## What to work on
Take the material below and write it all out again exactly.

## Excerpted data
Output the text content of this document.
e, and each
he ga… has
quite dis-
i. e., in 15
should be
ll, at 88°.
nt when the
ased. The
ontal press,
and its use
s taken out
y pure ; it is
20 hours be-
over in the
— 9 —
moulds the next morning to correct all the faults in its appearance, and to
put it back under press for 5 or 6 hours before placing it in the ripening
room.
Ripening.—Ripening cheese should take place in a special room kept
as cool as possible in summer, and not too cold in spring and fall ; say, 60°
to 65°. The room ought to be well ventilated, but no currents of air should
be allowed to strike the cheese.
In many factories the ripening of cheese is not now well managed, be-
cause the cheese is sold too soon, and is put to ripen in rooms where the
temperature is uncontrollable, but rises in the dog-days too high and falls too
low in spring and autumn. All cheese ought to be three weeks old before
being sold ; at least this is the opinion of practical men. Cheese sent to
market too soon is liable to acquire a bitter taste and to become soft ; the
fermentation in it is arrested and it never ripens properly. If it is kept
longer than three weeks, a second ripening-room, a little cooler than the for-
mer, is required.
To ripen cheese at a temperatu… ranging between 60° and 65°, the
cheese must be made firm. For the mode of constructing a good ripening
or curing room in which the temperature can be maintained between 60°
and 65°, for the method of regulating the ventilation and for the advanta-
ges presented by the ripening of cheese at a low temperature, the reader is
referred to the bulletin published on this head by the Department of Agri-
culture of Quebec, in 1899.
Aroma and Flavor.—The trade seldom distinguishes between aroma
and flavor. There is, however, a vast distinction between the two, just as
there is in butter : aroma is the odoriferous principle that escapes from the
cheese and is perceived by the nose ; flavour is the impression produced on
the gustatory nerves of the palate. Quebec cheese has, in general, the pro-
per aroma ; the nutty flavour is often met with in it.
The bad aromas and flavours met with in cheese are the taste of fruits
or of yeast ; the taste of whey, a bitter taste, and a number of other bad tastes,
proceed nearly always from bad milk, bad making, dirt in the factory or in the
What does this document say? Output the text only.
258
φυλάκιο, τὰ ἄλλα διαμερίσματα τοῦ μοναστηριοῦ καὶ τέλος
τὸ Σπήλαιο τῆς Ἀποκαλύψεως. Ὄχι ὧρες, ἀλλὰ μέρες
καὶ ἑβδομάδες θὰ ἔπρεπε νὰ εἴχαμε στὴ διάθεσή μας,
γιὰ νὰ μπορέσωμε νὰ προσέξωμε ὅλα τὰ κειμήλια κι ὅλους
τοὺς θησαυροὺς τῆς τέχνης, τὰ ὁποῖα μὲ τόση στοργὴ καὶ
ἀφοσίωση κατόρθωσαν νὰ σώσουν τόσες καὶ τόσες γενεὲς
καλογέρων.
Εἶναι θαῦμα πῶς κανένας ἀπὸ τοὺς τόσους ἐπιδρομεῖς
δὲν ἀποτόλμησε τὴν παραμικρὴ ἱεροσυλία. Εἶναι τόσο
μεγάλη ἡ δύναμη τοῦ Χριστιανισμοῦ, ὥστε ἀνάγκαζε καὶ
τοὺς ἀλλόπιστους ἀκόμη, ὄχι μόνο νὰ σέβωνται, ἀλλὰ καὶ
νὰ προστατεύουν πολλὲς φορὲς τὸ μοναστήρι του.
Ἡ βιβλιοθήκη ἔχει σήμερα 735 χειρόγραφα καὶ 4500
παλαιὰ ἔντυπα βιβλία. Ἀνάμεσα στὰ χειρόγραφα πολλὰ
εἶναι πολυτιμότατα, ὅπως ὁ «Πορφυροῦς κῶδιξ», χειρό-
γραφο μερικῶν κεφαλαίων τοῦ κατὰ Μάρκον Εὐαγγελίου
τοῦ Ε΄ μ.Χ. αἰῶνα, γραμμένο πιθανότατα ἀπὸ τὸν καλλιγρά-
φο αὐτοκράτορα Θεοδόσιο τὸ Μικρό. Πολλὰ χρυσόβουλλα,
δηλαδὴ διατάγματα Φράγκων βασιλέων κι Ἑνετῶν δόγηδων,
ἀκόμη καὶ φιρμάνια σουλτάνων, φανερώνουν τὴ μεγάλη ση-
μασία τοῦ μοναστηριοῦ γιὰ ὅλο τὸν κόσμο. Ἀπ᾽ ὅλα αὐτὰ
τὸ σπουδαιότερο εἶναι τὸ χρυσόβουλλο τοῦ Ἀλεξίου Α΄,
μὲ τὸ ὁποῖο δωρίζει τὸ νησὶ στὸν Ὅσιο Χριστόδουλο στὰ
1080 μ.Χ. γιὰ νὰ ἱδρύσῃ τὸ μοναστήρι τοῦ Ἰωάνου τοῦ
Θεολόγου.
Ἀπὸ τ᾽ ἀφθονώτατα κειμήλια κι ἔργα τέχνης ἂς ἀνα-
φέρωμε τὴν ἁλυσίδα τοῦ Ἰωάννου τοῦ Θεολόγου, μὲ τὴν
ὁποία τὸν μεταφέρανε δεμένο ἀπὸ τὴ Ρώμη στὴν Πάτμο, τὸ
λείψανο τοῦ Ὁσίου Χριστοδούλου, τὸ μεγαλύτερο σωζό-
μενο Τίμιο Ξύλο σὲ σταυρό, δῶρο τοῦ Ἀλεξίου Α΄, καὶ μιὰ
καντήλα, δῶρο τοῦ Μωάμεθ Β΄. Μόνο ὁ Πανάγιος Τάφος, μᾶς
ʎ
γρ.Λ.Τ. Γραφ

## Complete answer
Output the text content of this document.
e, and each
he ga… has
quite dis-
i. e., in 15
should be
ll, at 88°.
nt when the
ased. The
ontal press,
and its use
s taken out
y pure ; it is
20 hours be-
over in the
— 9 —
moulds the next morning to correct all the faults in its appearance, and to
put it back under press for 5 or 6 hours before placing it in the ripening
room.
Ripening.—Ripening cheese should take place in a special room kept
as cool as possible in summer, and not too cold in spring and fall ; say, 60°
to 65°. The room ought to be well ventilated, but no currents of air should
be allowed to strike the cheese.
In many factories the ripening of cheese is not now well managed, be-
cause the cheese is sold too soon, and is put to ripen in rooms where the
temperature is uncontrollable, but rises in the dog-days too high and falls too
low in spring and autumn. All cheese ought to be three weeks old before
being sold ; at least this is the opinion of practical men. Cheese sent to
market too soon is liable to acquire a bitter taste and to become soft ; the
fermentation in it is arrested and it never ripens properly. If it is kept
longer than three weeks, a second ripening-room, a little cooler than the for-
mer, is required.
To ripen cheese at a temperatu… ranging between 60° and 65°, the
cheese must be made firm. For the mode of constructing a good ripening
or curing room in which the temperature can be maintained between 60°
and 65°, for the method of regulating the ventilation and for the advanta-
ges presented by the ripening of cheese at a low temperature, the reader is
referred to the bulletin published on this head by the Department of Agri-
culture of Quebec, in 1899.
Aroma and Flavor.—The trade seldom distinguishes between aroma
and flavor. There is, however, a vast distinction between the two, just as
there is in butter : aroma is the odoriferous principle that escapes from the
cheese and is perceived by the nose ; flavour is the impression produced on
the gustatory nerves of the palate. Quebec cheese has, in general, the pro-
per aroma ; the nutty flavour is often met with in it.
The bad aromas and flavours met with in cheese are the taste of fruits
or of yeast ; the taste of whey, a bitter taste, and a number of other bad tastes,
proceed nearly always from bad milk, bad making, dirt in the factory or in the
What does this document say? Output the text only.
258
φυλάκιο, τὰ ἄλλα διαμερίσματα τοῦ μοναστηριοῦ καὶ τέλος
τὸ Σπήλαιο τῆς Ἀποκαλύψεως. Ὄχι ὧρες, ἀλλὰ μέρες
καὶ ἑβδομάδες θὰ ἔπρεπε νὰ εἴχαμε στὴ διάθεσή μας,
γιὰ νὰ μπορέσωμε νὰ προσέξωμε ὅλα τὰ κειμήλια κι ὅλους
τοὺς θησαυροὺς τῆς τέχνης, τὰ ὁποῖα μὲ τόση στοργὴ καὶ
ἀφοσίωση κατόρθωσαν νὰ σώσουν τόσες καὶ τόσες γενεὲς
καλογέρων.
Εἶναι θαῦμα πῶς κανένας ἀπὸ τοὺς τόσους ἐπιδρομεῖς
δὲν ἀποτόλμησε τὴν παραμικρὴ ἱεροσυλία. Εἶναι τόσο
μεγάλη ἡ δύναμη τοῦ Χριστιανισμοῦ, ὥστε ἀνάγκαζε καὶ
τοὺς ἀλλόπιστους ἀκόμη, ὄχι μόνο νὰ σέβωνται, ἀλλὰ καὶ
νὰ προστατεύουν πολλὲς φορὲς τὸ μοναστήρι του.
Ἡ βιβλιοθήκη ἔχει σήμερα 735 χειρόγραφα καὶ 4500
παλαιὰ ἔντυπα βιβλία. Ἀνάμεσα στὰ χειρόγραφα πολλὰ
εἶναι πολυτιμότατα, ὅπως ὁ «Πορφυροῦς κῶδιξ», χειρό-
γραφο μερικῶν κεφαλαίων τοῦ κατὰ Μάρκον Εὐαγγελίου
τοῦ Ε΄ μ.Χ. αἰῶνα, γραμμένο πιθανότατα ἀπὸ τὸν καλλιγρά-
φο αὐτοκράτορα Θεοδόσιο τὸ Μικρό. Πολλὰ χρυσόβουλλα,
δηλαδὴ διατάγματα Φράγκων βασιλέων κι Ἑνετῶν δόγηδων,
ἀκόμη καὶ φιρμάνια σουλτάνων, φανερώνουν τὴ μεγάλη ση-
μασία τοῦ μοναστηριοῦ γιὰ ὅλο τὸν κόσμο. Ἀπ᾽ ὅλα αὐτὰ
τὸ σπουδαιότερο εἶναι τὸ χρυσόβουλλο τοῦ Ἀλεξίου Α΄,
μὲ τὸ ὁποῖο δωρίζει τὸ νησὶ στὸν Ὅσιο Χριστόδουλο στὰ
1080 μ.Χ. γιὰ νὰ ἱδρύσῃ τὸ μοναστήρι τοῦ Ἰωάνου τοῦ
Θεολόγου.
Ἀπὸ τ᾽ ἀφθονώτατα κειμήλια κι ἔργα τέχνης ἂς ἀνα-
φέρωμε τὴν ἁλυσίδα τοῦ Ἰωάννου τοῦ Θεολόγου, μὲ τὴν
ὁποία τὸν μεταφέρανε δεμένο ἀπὸ τὴ Ρώμη στὴν Πάτμο, τὸ
λείψανο τοῦ Ὁσίου Χριστοδούλου, τὸ μεγαλύτερο σωζό-
μενο Τίμιο Ξύλο σὲ σταυρό, δῶρο τοῦ Ἀλεξίου Α΄, καὶ μιὰ
καντήλα, δῶρο τοῦ Μωάμεθ Β΄. Μόνο ὁ Πανάγιος Τάφος, μᾶς
ʎ
γρ.Λ.Τ. Γραφ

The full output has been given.